**** EXERCISE MATERIALS ****

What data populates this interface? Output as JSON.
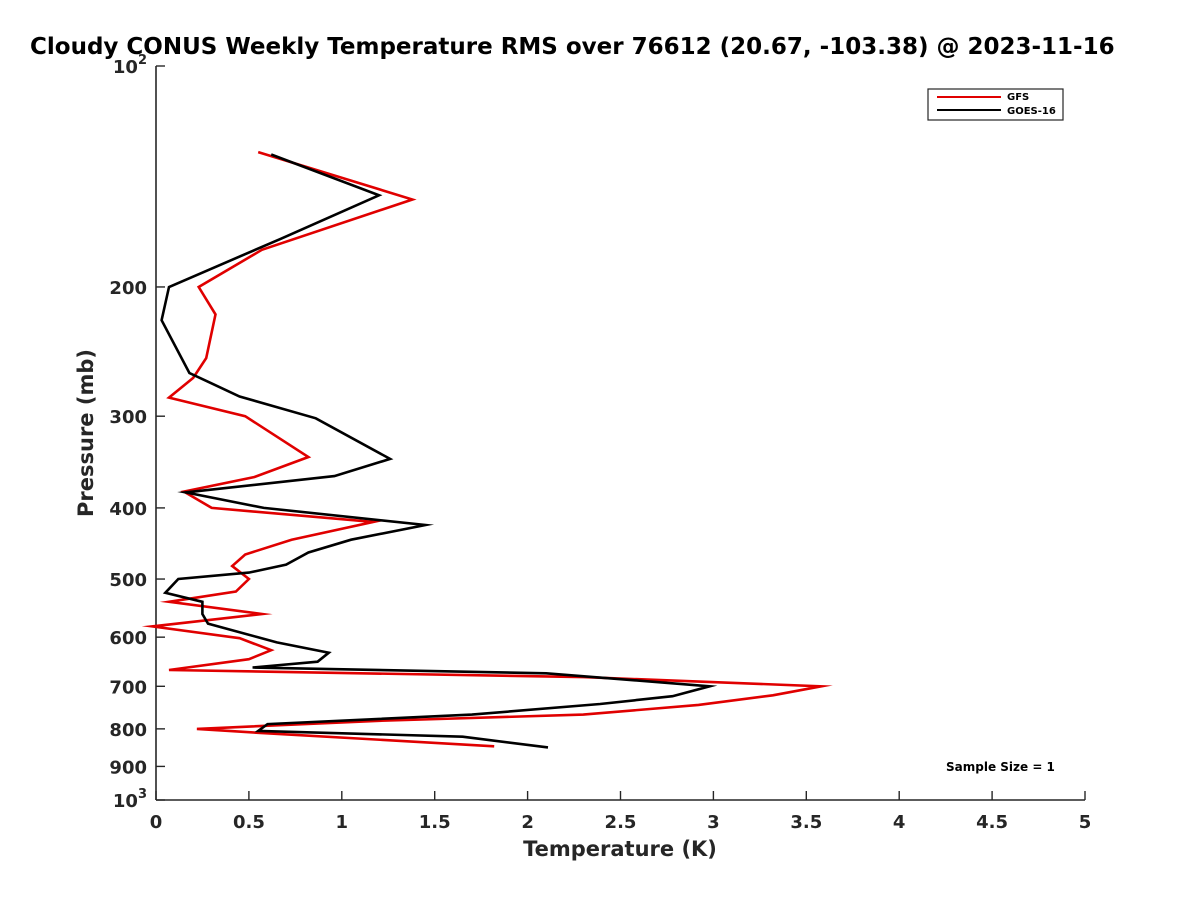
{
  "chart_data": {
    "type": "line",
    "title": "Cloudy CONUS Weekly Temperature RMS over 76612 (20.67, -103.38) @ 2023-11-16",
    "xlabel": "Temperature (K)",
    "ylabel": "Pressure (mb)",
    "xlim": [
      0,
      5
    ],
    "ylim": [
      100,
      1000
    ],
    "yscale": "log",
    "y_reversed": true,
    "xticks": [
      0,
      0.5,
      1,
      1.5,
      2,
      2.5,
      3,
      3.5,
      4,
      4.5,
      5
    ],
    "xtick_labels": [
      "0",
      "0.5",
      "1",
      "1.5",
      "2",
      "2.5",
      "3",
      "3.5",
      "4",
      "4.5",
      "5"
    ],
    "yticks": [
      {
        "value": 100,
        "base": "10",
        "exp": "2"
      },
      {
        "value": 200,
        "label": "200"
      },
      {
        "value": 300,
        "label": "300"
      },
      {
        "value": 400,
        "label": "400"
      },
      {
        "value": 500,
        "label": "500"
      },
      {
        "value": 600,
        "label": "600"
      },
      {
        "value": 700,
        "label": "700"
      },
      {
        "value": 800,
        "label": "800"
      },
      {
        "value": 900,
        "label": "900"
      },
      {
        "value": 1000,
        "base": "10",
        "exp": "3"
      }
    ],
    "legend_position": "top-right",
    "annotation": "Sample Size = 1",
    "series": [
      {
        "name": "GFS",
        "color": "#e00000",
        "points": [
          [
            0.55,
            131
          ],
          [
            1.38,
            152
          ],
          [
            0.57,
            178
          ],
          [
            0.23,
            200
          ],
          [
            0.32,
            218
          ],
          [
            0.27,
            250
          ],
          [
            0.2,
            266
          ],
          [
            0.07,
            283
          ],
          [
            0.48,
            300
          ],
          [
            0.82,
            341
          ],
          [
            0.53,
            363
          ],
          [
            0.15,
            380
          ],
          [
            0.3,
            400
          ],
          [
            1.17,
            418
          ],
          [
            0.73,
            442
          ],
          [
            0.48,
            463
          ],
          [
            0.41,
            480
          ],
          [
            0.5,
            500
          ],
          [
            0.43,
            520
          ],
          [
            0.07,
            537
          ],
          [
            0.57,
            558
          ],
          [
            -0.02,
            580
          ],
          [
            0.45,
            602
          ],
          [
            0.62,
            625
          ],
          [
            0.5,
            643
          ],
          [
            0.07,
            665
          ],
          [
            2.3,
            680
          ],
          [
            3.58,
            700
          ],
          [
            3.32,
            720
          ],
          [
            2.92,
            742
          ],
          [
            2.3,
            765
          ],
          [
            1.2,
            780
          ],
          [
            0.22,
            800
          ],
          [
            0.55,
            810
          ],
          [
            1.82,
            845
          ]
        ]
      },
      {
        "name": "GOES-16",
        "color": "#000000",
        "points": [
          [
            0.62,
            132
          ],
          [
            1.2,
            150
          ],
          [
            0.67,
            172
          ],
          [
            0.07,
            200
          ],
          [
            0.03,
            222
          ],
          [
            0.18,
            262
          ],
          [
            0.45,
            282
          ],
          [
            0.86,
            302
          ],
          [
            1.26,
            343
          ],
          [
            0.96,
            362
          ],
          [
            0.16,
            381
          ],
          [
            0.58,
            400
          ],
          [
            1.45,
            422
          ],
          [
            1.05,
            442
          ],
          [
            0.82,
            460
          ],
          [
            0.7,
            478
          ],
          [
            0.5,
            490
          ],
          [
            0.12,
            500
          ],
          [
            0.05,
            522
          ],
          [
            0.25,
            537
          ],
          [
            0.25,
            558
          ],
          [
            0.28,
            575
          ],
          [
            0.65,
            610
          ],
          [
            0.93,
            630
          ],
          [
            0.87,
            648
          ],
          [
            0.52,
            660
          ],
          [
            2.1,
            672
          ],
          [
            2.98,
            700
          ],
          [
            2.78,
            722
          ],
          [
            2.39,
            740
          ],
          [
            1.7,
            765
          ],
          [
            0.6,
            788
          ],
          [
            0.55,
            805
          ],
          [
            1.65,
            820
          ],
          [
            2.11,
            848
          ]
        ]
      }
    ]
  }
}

****

## AIM
Return all lines containing "value".

## ANSWER IN FULL
        "value": 100,
        "value": 200,
        "value": 300,
        "value": 400,
        "value": 500,
        "value": 600,
        "value": 700,
        "value": 800,
        "value": 900,
        "value": 1000,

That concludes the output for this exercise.